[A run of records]
== == ==
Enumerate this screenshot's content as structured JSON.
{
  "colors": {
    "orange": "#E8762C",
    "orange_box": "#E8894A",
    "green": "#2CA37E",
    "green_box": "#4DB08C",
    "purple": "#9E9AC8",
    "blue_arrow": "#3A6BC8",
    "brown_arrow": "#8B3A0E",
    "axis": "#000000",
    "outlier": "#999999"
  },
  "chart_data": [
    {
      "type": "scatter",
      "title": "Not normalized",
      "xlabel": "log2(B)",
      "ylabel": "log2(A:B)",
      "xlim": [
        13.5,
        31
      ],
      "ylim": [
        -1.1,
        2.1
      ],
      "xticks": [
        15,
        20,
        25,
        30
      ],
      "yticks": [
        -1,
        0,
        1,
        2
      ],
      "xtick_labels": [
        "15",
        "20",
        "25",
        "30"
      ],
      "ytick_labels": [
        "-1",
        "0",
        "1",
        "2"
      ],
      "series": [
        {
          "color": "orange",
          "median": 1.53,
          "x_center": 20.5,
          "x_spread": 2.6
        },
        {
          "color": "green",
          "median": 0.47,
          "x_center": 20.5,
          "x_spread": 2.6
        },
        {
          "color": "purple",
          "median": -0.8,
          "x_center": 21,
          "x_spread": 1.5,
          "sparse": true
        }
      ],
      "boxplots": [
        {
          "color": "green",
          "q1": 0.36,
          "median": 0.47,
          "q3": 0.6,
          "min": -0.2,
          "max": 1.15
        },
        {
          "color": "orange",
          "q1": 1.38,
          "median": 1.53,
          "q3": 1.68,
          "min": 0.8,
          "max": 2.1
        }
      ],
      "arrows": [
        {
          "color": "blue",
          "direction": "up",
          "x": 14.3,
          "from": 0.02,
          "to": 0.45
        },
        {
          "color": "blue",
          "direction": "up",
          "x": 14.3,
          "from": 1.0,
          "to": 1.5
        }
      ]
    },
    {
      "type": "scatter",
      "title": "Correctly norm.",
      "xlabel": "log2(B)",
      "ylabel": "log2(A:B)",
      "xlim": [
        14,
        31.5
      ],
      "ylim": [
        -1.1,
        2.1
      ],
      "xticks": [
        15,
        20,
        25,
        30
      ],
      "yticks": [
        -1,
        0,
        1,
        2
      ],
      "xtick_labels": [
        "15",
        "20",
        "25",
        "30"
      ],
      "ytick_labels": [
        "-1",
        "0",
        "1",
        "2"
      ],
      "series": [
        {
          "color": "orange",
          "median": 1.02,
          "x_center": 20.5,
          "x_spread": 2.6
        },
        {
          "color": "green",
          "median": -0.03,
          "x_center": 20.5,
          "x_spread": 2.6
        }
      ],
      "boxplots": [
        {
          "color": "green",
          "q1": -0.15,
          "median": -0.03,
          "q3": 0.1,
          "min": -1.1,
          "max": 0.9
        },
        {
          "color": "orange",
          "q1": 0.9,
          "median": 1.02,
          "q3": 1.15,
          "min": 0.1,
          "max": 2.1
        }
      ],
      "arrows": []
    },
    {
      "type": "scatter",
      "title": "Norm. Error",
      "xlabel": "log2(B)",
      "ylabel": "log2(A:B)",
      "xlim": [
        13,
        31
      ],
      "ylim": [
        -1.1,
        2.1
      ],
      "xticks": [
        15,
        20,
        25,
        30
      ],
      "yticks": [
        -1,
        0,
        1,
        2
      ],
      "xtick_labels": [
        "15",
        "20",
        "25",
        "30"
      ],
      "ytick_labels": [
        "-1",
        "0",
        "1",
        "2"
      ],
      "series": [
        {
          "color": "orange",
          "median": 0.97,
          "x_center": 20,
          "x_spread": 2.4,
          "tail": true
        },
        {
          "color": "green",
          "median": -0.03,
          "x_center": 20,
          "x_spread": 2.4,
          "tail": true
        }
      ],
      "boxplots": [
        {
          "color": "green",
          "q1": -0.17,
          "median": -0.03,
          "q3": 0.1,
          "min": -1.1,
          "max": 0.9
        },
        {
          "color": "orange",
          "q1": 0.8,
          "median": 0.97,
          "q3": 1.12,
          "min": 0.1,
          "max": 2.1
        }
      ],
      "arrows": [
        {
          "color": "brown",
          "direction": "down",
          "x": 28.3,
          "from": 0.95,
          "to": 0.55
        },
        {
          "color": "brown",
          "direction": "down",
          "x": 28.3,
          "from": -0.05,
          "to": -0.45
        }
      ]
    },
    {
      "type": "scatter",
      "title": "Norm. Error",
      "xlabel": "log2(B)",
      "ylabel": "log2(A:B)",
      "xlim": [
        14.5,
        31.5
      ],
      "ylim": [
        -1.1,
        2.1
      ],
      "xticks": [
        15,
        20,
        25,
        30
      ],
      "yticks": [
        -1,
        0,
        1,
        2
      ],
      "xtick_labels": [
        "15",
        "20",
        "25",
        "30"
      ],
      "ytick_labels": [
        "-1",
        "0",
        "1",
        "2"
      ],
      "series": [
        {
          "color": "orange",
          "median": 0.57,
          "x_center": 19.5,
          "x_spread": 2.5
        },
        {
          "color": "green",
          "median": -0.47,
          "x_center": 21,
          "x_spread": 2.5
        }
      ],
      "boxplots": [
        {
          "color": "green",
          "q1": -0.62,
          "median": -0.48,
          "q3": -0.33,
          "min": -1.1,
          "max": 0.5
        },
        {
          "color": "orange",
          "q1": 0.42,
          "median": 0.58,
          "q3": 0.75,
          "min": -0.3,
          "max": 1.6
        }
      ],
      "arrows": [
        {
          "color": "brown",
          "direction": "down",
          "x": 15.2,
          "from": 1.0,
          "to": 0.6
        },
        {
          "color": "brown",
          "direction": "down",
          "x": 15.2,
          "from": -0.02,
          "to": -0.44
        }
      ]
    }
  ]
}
== == ==
From the records above, extract every entry verbatim.

__EXERCISE SOLUTION__:
Enumerate this screenshot's content as structured JSON.
{
  "colors": {
    "orange": "#E8762C",
    "orange_box": "#E8894A",
    "green": "#2CA37E",
    "green_box": "#4DB08C",
    "purple": "#9E9AC8",
    "blue_arrow": "#3A6BC8",
    "brown_arrow": "#8B3A0E",
    "axis": "#000000",
    "outlier": "#999999"
  },
  "chart_data": [
    {
      "type": "scatter",
      "title": "Not normalized",
      "xlabel": "log2(B)",
      "ylabel": "log2(A:B)",
      "xlim": [
        13.5,
        31
      ],
      "ylim": [
        -1.1,
        2.1
      ],
      "xticks": [
        15,
        20,
        25,
        30
      ],
      "yticks": [
        -1,
        0,
        1,
        2
      ],
      "xtick_labels": [
        "15",
        "20",
        "25",
        "30"
      ],
      "ytick_labels": [
        "-1",
        "0",
        "1",
        "2"
      ],
      "series": [
        {
          "color": "orange",
          "median": 1.53,
          "x_center": 20.5,
          "x_spread": 2.6
        },
        {
          "color": "green",
          "median": 0.47,
          "x_center": 20.5,
          "x_spread": 2.6
        },
        {
          "color": "purple",
          "median": -0.8,
          "x_center": 21,
          "x_spread": 1.5,
          "sparse": true
        }
      ],
      "boxplots": [
        {
          "color": "green",
          "q1": 0.36,
          "median": 0.47,
          "q3": 0.6,
          "min": -0.2,
          "max": 1.15
        },
        {
          "color": "orange",
          "q1": 1.38,
          "median": 1.53,
          "q3": 1.68,
          "min": 0.8,
          "max": 2.1
        }
      ],
      "arrows": [
        {
          "color": "blue",
          "direction": "up",
          "x": 14.3,
          "from": 0.02,
          "to": 0.45
        },
        {
          "color": "blue",
          "direction": "up",
          "x": 14.3,
          "from": 1.0,
          "to": 1.5
        }
      ]
    },
    {
      "type": "scatter",
      "title": "Correctly norm.",
      "xlabel": "log2(B)",
      "ylabel": "log2(A:B)",
      "xlim": [
        14,
        31.5
      ],
      "ylim": [
        -1.1,
        2.1
      ],
      "xticks": [
        15,
        20,
        25,
        30
      ],
      "yticks": [
        -1,
        0,
        1,
        2
      ],
      "xtick_labels": [
        "15",
        "20",
        "25",
        "30"
      ],
      "ytick_labels": [
        "-1",
        "0",
        "1",
        "2"
      ],
      "series": [
        {
          "color": "orange",
          "median": 1.02,
          "x_center": 20.5,
          "x_spread": 2.6
        },
        {
          "color": "green",
          "median": -0.03,
          "x_center": 20.5,
          "x_spread": 2.6
        }
      ],
      "boxplots": [
        {
          "color": "green",
          "q1": -0.15,
          "median": -0.03,
          "q3": 0.1,
          "min": -1.1,
          "max": 0.9
        },
        {
          "color": "orange",
          "q1": 0.9,
          "median": 1.02,
          "q3": 1.15,
          "min": 0.1,
          "max": 2.1
        }
      ],
      "arrows": []
    },
    {
      "type": "scatter",
      "title": "Norm. Error",
      "xlabel": "log2(B)",
      "ylabel": "log2(A:B)",
      "xlim": [
        13,
        31
      ],
      "ylim": [
        -1.1,
        2.1
      ],
      "xticks": [
        15,
        20,
        25,
        30
      ],
      "yticks": [
        -1,
        0,
        1,
        2
      ],
      "xtick_labels": [
        "15",
        "20",
        "25",
        "30"
      ],
      "ytick_labels": [
        "-1",
        "0",
        "1",
        "2"
      ],
      "series": [
        {
          "color": "orange",
          "median": 0.97,
          "x_center": 20,
          "x_spread": 2.4,
          "tail": true
        },
        {
          "color": "green",
          "median": -0.03,
          "x_center": 20,
          "x_spread": 2.4,
          "tail": true
        }
      ],
      "boxplots": [
        {
          "color": "green",
          "q1": -0.17,
          "median": -0.03,
          "q3": 0.1,
          "min": -1.1,
          "max": 0.9
        },
        {
          "color": "orange",
          "q1": 0.8,
          "median": 0.97,
          "q3": 1.12,
          "min": 0.1,
          "max": 2.1
        }
      ],
      "arrows": [
        {
          "color": "brown",
          "direction": "down",
          "x": 28.3,
          "from": 0.95,
          "to": 0.55
        },
        {
          "color": "brown",
          "direction": "down",
          "x": 28.3,
          "from": -0.05,
          "to": -0.45
        }
      ]
    },
    {
      "type": "scatter",
      "title": "Norm. Error",
      "xlabel": "log2(B)",
      "ylabel": "log2(A:B)",
      "xlim": [
        14.5,
        31.5
      ],
      "ylim": [
        -1.1,
        2.1
      ],
      "xticks": [
        15,
        20,
        25,
        30
      ],
      "yticks": [
        -1,
        0,
        1,
        2
      ],
      "xtick_labels": [
        "15",
        "20",
        "25",
        "30"
      ],
      "ytick_labels": [
        "-1",
        "0",
        "1",
        "2"
      ],
      "series": [
        {
          "color": "orange",
          "median": 0.57,
          "x_center": 19.5,
          "x_spread": 2.5
        },
        {
          "color": "green",
          "median": -0.47,
          "x_center": 21,
          "x_spread": 2.5
        }
      ],
      "boxplots": [
        {
          "color": "green",
          "q1": -0.62,
          "median": -0.48,
          "q3": -0.33,
          "min": -1.1,
          "max": 0.5
        },
        {
          "color": "orange",
          "q1": 0.42,
          "median": 0.58,
          "q3": 0.75,
          "min": -0.3,
          "max": 1.6
        }
      ],
      "arrows": [
        {
          "color": "brown",
          "direction": "down",
          "x": 15.2,
          "from": 1.0,
          "to": 0.6
        },
        {
          "color": "brown",
          "direction": "down",
          "x": 15.2,
          "from": -0.02,
          "to": -0.44
        }
      ]
    }
  ]
}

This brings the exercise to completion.